Skip to content

Kebahagiaan anno 2008

March 17, 2008

Weekend kemaren saya liburan pendek dengan temanku yang asli made in Tiongkok. Sama-sama sedang stres urusan kerja, jadi kita sepakat mengunjungi spa di salah satu sumber air panas di negeri tetangga. Katanya berendam air hangat dengan kadar belerang tinggi bagus buat kulit, antiseptik – maksudnya buat orang berpenyakit kulit model panu, kadas, kurap, atau kelas ringan model jerawat – atau sekedar rileks sekalian memuluskan kulit. Tapi kita pergi beneran karena perlu rileks sejenak, bukan karena sakit kulit lho!

Siangnya jalan-jalan sedikit ke pusat kota, ngalor ngidul ngobrol tiba-tiba muncul topik ‘kebahagiaan’ dalam pembicaraan kami. Singkat kata saya terkaget-kaget dengan pandangan dia tentang definisi kebahagiaan. Buatnya kebahagiaan identik dengan kecukupan di bidang materi dan kesehatan (waduh). Saat saya mencoba ngeyel,  percakapan terputus karena ada obyek menarik di depan mata (baca: toko), kontan dia merasa perlu masuk dan melihat-lihat. Setelah itu saya yang lagi cape karena flu, males ngelanjutin pembicaraan yang terputus tadi (ngeles banget yak).

Dalam hati saya meringis melihat fenomena yang tampaknya menjangkiti sebagian besar generasi muda Tiongkok sekarang. Kalau ada yang beda, silakan menginformasikan, namanya pergaulan terbatas cuma dengan orang-orang di satu bagian. Di otak saya saat ini berkeliaran banyak sekali pertanyaan…

Segitu parahkah sampai-sampai tidak bisa membedakan antara sejahtera dan bahagia? Generasi mudanya yang masuk kelas menengah ke atas, berpendidikan tinggi, hidup jelas-jelas tidak kekurangan kebutuhan primer; tapi di lain pihak, sangat miskin dalam bidang spiritualitas. Atau sebenernya kejauhan kalo mau membahas spiritualitas???

Ke mana hilangnya kebijaksanaan orang-orang Tiongkok zaman kuno? Lenyap tak berbekas? Inikah harga yang harus dibayar untuk sebuah kemakmuran? Harga yang IMHO sangat mahal.

BARIS DATA ▸

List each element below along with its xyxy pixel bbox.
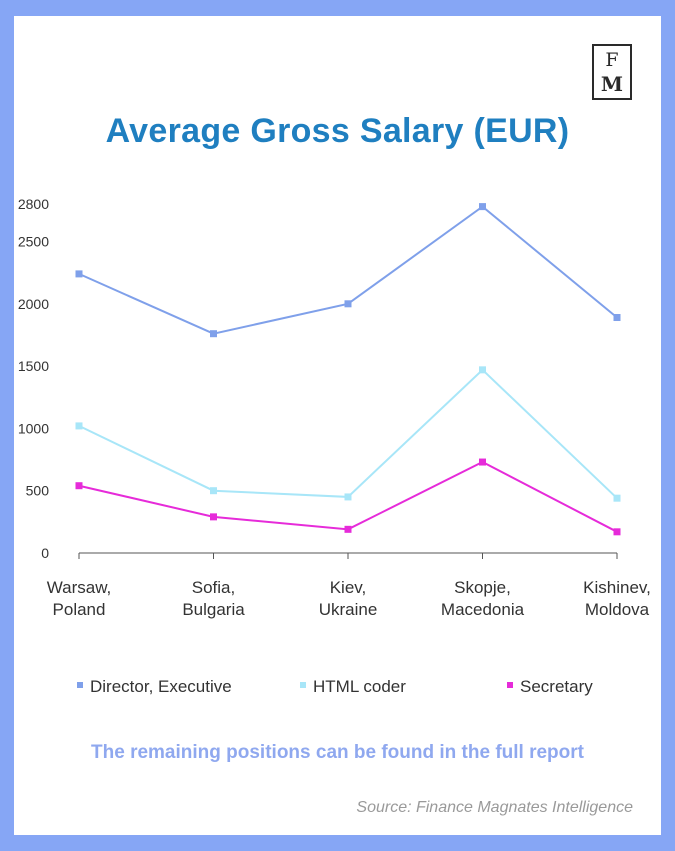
data-point (613, 494, 621, 502)
chart-title: Average Gross Salary (EUR) (105, 112, 570, 150)
source-credit: Source: Finance Magnates Intelligence (356, 799, 633, 816)
data-point (75, 270, 83, 278)
infographic-card (14, 16, 661, 835)
series-line-2 (78, 368, 618, 499)
data-point (210, 487, 217, 495)
legend-label: Secretary (520, 677, 593, 696)
legend-marker (77, 682, 83, 688)
axis-layer: 0 500 1000 1500 2000 2500 2800 Warsaw, Poland Sof… (18, 196, 651, 619)
data-point (210, 513, 217, 521)
logo-letter-f: F (605, 49, 619, 71)
data-point (75, 422, 83, 430)
data-point (479, 366, 486, 374)
y-tick-label: 2800 (18, 196, 49, 212)
data-point (613, 528, 621, 536)
data-point (613, 314, 621, 322)
series-line-1 (78, 205, 618, 335)
y-tick-label: 500 (26, 483, 50, 499)
x-tick-label: Kishinev, Moldova (583, 578, 651, 619)
legend-marker (507, 682, 513, 688)
x-tick-label: Kiev, Ukraine (319, 578, 378, 619)
data-point (344, 300, 352, 308)
y-tick-label: 2500 (18, 234, 49, 250)
footer-note: The remaining positions can be found in … (91, 742, 584, 763)
legend-label: Director, Executive (90, 677, 232, 696)
y-tick-label: 1000 (18, 420, 49, 436)
data-point (479, 203, 486, 211)
x-tick-label: Skopje, Macedonia (441, 578, 525, 619)
y-tick-label: 1500 (18, 358, 49, 374)
data-point (479, 458, 486, 466)
y-tick-label: 2000 (18, 296, 49, 312)
data-point (75, 482, 83, 490)
logo-letter-m: M (600, 72, 624, 96)
finance-magnates-logo: F M (592, 44, 632, 100)
legend-layer: Director, Executive HTML coder Secretary (77, 677, 593, 696)
legend-label: HTML coder (313, 677, 406, 696)
data-point (344, 525, 352, 533)
y-tick-label: 0 (41, 545, 49, 561)
data-point (210, 330, 217, 338)
data-point (344, 493, 352, 501)
legend-marker (300, 682, 306, 688)
x-tick-label: Sofia, Bulgaria (182, 578, 245, 619)
series-layer (75, 203, 621, 536)
x-tick-label: Warsaw, Poland (47, 578, 112, 619)
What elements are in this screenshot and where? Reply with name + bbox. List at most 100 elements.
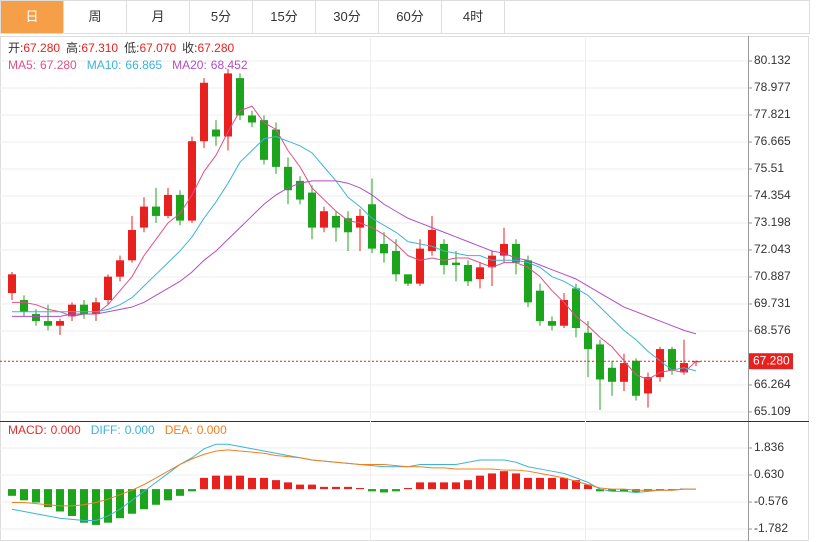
legend-item: MA5: 67.280 [8, 58, 77, 72]
candle-body [236, 78, 244, 116]
legend-label: DEA: [165, 423, 193, 437]
period-tab[interactable]: 4时 [442, 1, 505, 33]
macd-bar [524, 477, 532, 490]
macd-bar [632, 489, 640, 493]
candle-body [152, 206, 160, 216]
candle-body [344, 218, 352, 233]
candle-body [620, 363, 628, 382]
indicator-line [11, 443, 696, 521]
candle-body [32, 314, 40, 322]
period-tab[interactable]: 5分 [190, 1, 253, 33]
candle-body [416, 248, 424, 284]
candle-body [68, 304, 76, 317]
macd-bar [620, 489, 628, 492]
macd-bar [128, 489, 136, 514]
macd-bar [440, 482, 448, 490]
candle-body [452, 262, 460, 265]
candle-body [632, 360, 640, 396]
macd-bar [464, 480, 472, 490]
candle-body [92, 302, 100, 315]
candle-body [140, 206, 148, 228]
legend-label: MA10: [87, 58, 122, 72]
last-price-box [749, 353, 793, 370]
macd-bar [596, 489, 604, 492]
candle-body [536, 290, 544, 322]
candle-body [188, 141, 196, 221]
period-tab[interactable]: 日 [1, 1, 64, 33]
macd-bar [368, 489, 376, 492]
macd-bar [500, 471, 508, 490]
macd-bar [140, 489, 148, 510]
macd-bar [284, 482, 292, 490]
macd-bar [536, 477, 544, 490]
y-tick-label: 72.043 [754, 242, 791, 256]
macd-bar [212, 475, 220, 490]
legend-item: MA10: 66.865 [87, 58, 163, 72]
y-tick-label: 65.109 [754, 404, 791, 418]
candle-body [104, 276, 112, 301]
macd-bar [200, 477, 208, 490]
legend-label: 收: [182, 41, 197, 55]
legend-label: MACD: [8, 423, 47, 437]
macd-bar [164, 489, 172, 501]
period-tab[interactable]: 月 [127, 1, 190, 33]
candle-body [644, 377, 652, 394]
candle-body [608, 367, 616, 382]
y-tick-label: 75.51 [754, 161, 784, 175]
period-tab[interactable]: 60分 [379, 1, 442, 33]
macd-bar [452, 482, 460, 490]
frame [0, 36, 809, 541]
legend-label: MA20: [172, 58, 207, 72]
candle-body [392, 250, 400, 275]
candle-body [8, 274, 16, 294]
candle-body [656, 349, 664, 378]
candle-body [668, 349, 676, 371]
macd-bar [80, 489, 88, 523]
macd-bar [188, 489, 196, 492]
y-tick-label: 76.665 [754, 134, 791, 148]
candle-body [20, 300, 28, 312]
legend-label: 高: [66, 40, 81, 55]
y-tick-label: -1.782 [754, 521, 788, 535]
candle-body [332, 215, 340, 228]
legend-value: 67.070 [139, 41, 176, 55]
period-tab[interactable]: 15分 [253, 1, 316, 33]
macd-bar [512, 473, 520, 490]
legend-value: 67.280 [197, 41, 234, 55]
candle-body [356, 215, 364, 228]
y-tick-label: 78.977 [754, 80, 791, 94]
candle-body [524, 260, 532, 303]
macd-bar [356, 487, 364, 490]
candle-body [512, 243, 520, 263]
candle-body [212, 129, 220, 137]
candle-body [248, 115, 256, 123]
legend-value: 67.310 [81, 41, 118, 55]
ma-line [12, 135, 697, 372]
candle-body [596, 344, 604, 380]
macd-bar [8, 489, 16, 496]
candle-body [116, 260, 124, 277]
macd-bar [380, 489, 388, 493]
legend-value: 0.000 [51, 423, 81, 437]
macd-bar [116, 489, 124, 519]
legend-item: DEA: 0.000 [165, 423, 227, 437]
candle-body [440, 243, 448, 265]
macd-bar [92, 489, 100, 525]
candle-body [584, 332, 592, 350]
legend-value: 67.280 [40, 58, 77, 72]
macd-bar [320, 486, 328, 490]
macd-bar [236, 475, 244, 490]
macd-bar [296, 484, 304, 490]
macd-bar [248, 477, 256, 490]
legend-value: 66.865 [125, 58, 162, 72]
macd-bar [308, 484, 316, 490]
candle-body [500, 243, 508, 256]
period-tab[interactable]: 30分 [316, 1, 379, 33]
macd-bar [224, 475, 232, 490]
legend-value: 0.000 [197, 423, 227, 437]
period-tab[interactable]: 周 [64, 1, 127, 33]
macd-bar [176, 489, 184, 496]
candle-body [272, 129, 280, 167]
macd-bar [476, 475, 484, 490]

YANG HARUS DIKERJAKAN ▸
(1) Ketik ulang bagian petikan bacaan tentang kebahagiaan di antara "Segitu parahkah sampai-sampai" dan "mau membahas spiritualitas???", termasuk kedua ujungnya, tanpa mengubah satu huruf pun.
(2) Tuliskan kembali dengan persis baris-baris entri di antara baris yang memuat "legend-item: MA5: 67.280 [8, 58, 77, 72]" dan baris yang memuat "candle-body [632, 360, 640, 396]", termasuk kedua baris tersebut. Hanya baris-baris itu yang ditulis.

JAWABAN TERTULIS ▸
(1)
Segitu parahkah sampai-sampai tidak bisa membedakan antara sejahtera dan bahagia? Generasi mudanya yang masuk kelas menengah ke atas, berpendidikan tinggi, hidup jelas-jelas tidak kekurangan kebutuhan primer; tapi di lain pihak, sangat miskin dalam bidang spiritualitas. Atau sebenernya kejauhan kalo mau membahas spiritualitas???

(2)
legend-item: MA5: 67.280 [8, 58, 77, 72]
candle-body [236, 78, 244, 116]
legend-label: DEA: [165, 423, 193, 437]
period-tab[interactable]: 4时 [442, 1, 505, 33]
macd-bar [524, 477, 532, 490]
macd-bar [632, 489, 640, 493]
candle-body [152, 206, 160, 216]
candle-body [344, 218, 352, 233]
candle-body [620, 363, 628, 382]
indicator-line [11, 443, 696, 521]
candle-body [32, 314, 40, 322]
period-tab[interactable]: 5分 [190, 1, 253, 33]
candle-body [416, 248, 424, 284]
candle-body [68, 304, 76, 317]
macd-bar [620, 489, 628, 492]
macd-bar [128, 489, 136, 514]
macd-bar [440, 482, 448, 490]
candle-body [452, 262, 460, 265]
candle-body [632, 360, 640, 396]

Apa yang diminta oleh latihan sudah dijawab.